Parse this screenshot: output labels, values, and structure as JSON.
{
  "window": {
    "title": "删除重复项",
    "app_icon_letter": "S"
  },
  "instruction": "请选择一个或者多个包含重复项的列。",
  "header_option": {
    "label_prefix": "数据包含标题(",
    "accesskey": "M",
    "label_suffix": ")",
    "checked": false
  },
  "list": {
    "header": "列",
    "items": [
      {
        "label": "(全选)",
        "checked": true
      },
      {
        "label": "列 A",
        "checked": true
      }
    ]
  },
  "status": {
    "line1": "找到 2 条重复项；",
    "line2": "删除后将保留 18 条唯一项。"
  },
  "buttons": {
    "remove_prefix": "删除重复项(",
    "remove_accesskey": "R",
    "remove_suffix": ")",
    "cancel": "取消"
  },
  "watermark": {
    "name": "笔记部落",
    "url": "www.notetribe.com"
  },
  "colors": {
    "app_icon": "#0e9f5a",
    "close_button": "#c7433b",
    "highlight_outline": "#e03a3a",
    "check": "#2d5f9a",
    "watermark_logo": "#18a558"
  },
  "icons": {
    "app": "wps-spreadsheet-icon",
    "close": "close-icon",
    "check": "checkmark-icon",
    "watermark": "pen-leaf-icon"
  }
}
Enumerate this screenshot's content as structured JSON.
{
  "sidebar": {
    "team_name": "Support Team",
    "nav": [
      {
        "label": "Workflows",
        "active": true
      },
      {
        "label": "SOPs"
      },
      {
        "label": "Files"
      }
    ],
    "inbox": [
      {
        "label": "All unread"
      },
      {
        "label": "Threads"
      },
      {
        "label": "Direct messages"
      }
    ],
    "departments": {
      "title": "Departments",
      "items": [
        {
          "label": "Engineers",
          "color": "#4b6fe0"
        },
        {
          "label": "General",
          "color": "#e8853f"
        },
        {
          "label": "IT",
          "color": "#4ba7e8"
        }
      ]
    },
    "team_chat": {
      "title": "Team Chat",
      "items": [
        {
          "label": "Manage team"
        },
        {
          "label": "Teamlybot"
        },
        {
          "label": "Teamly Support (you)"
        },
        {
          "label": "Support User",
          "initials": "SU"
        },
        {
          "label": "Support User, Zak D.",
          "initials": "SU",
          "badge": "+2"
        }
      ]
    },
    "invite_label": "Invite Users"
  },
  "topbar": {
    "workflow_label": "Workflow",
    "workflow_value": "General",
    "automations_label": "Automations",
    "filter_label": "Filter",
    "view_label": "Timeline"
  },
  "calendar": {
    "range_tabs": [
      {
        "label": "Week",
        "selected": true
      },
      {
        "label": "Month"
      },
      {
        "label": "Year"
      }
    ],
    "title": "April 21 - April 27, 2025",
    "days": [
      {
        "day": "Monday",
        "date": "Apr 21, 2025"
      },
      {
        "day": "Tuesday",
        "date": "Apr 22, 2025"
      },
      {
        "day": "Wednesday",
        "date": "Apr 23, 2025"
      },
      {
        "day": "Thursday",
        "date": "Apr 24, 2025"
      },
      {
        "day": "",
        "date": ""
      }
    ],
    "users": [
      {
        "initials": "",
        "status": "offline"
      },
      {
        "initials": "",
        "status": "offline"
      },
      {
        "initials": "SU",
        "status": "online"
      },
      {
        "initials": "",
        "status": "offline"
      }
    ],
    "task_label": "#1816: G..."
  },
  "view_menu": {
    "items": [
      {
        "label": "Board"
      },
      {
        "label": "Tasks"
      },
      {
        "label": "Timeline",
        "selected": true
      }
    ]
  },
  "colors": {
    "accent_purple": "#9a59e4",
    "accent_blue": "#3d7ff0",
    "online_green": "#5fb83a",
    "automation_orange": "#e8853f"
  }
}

WORK INSTRUCTIONS: The listing above must be transcribed exactly, line by line.

THE COMPLETED TASK:
Parse this screenshot: output labels, values, and structure as JSON.
{
  "window": {
    "title": "删除重复项",
    "app_icon_letter": "S"
  },
  "instruction": "请选择一个或者多个包含重复项的列。",
  "header_option": {
    "label_prefix": "数据包含标题(",
    "accesskey": "M",
    "label_suffix": ")",
    "checked": false
  },
  "list": {
    "header": "列",
    "items": [
      {
        "label": "(全选)",
        "checked": true
      },
      {
        "label": "列 A",
        "checked": true
      }
    ]
  },
  "status": {
    "line1": "找到 2 条重复项；",
    "line2": "删除后将保留 18 条唯一项。"
  },
  "buttons": {
    "remove_prefix": "删除重复项(",
    "remove_accesskey": "R",
    "remove_suffix": ")",
    "cancel": "取消"
  },
  "watermark": {
    "name": "笔记部落",
    "url": "www.notetribe.com"
  },
  "colors": {
    "app_icon": "#0e9f5a",
    "close_button": "#c7433b",
    "highlight_outline": "#e03a3a",
    "check": "#2d5f9a",
    "watermark_logo": "#18a558"
  },
  "icons": {
    "app": "wps-spreadsheet-icon",
    "close": "close-icon",
    "check": "checkmark-icon",
    "watermark": "pen-leaf-icon"
  }
}
Enumerate this screenshot's content as structured JSON.
{
  "sidebar": {
    "team_name": "Support Team",
    "nav": [
      {
        "label": "Workflows",
        "active": true
      },
      {
        "label": "SOPs"
      },
      {
        "label": "Files"
      }
    ],
    "inbox": [
      {
        "label": "All unread"
      },
      {
        "label": "Threads"
      },
      {
        "label": "Direct messages"
      }
    ],
    "departments": {
      "title": "Departments",
      "items": [
        {
          "label": "Engineers",
          "color": "#4b6fe0"
        },
        {
          "label": "General",
          "color": "#e8853f"
        },
        {
          "label": "IT",
          "color": "#4ba7e8"
        }
      ]
    },
    "team_chat": {
      "title": "Team Chat",
      "items": [
        {
          "label": "Manage team"
        },
        {
          "label": "Teamlybot"
        },
        {
          "label": "Teamly Support (you)"
        },
        {
          "label": "Support User",
          "initials": "SU"
        },
        {
          "label": "Support User, Zak D.",
          "initials": "SU",
          "badge": "+2"
        }
      ]
    },
    "invite_label": "Invite Users"
  },
  "topbar": {
    "workflow_label": "Workflow",
    "workflow_value": "General",
    "automations_label": "Automations",
    "filter_label": "Filter",
    "view_label": "Timeline"
  },
  "calendar": {
    "range_tabs": [
      {
        "label": "Week",
        "selected": true
      },
      {
        "label": "Month"
      },
      {
        "label": "Year"
      }
    ],
    "title": "April 21 - April 27, 2025",
    "days": [
      {
        "day": "Monday",
        "date": "Apr 21, 2025"
      },
      {
        "day": "Tuesday",
        "date": "Apr 22, 2025"
      },
      {
        "day": "Wednesday",
        "date": "Apr 23, 2025"
      },
      {
        "day": "Thursday",
        "date": "Apr 24, 2025"
      },
      {
        "day": "",
        "date": ""
      }
    ],
    "users": [
      {
        "initials": "",
        "status": "offline"
      },
      {
        "initials": "",
        "status": "offline"
      },
      {
        "initials": "SU",
        "status": "online"
      },
      {
        "initials": "",
        "status": "offline"
      }
    ],
    "task_label": "#1816: G..."
  },
  "view_menu": {
    "items": [
      {
        "label": "Board"
      },
      {
        "label": "Tasks"
      },
      {
        "label": "Timeline",
        "selected": true
      }
    ]
  },
  "colors": {
    "accent_purple": "#9a59e4",
    "accent_blue": "#3d7ff0",
    "online_green": "#5fb83a",
    "automation_orange": "#e8853f"
  }
}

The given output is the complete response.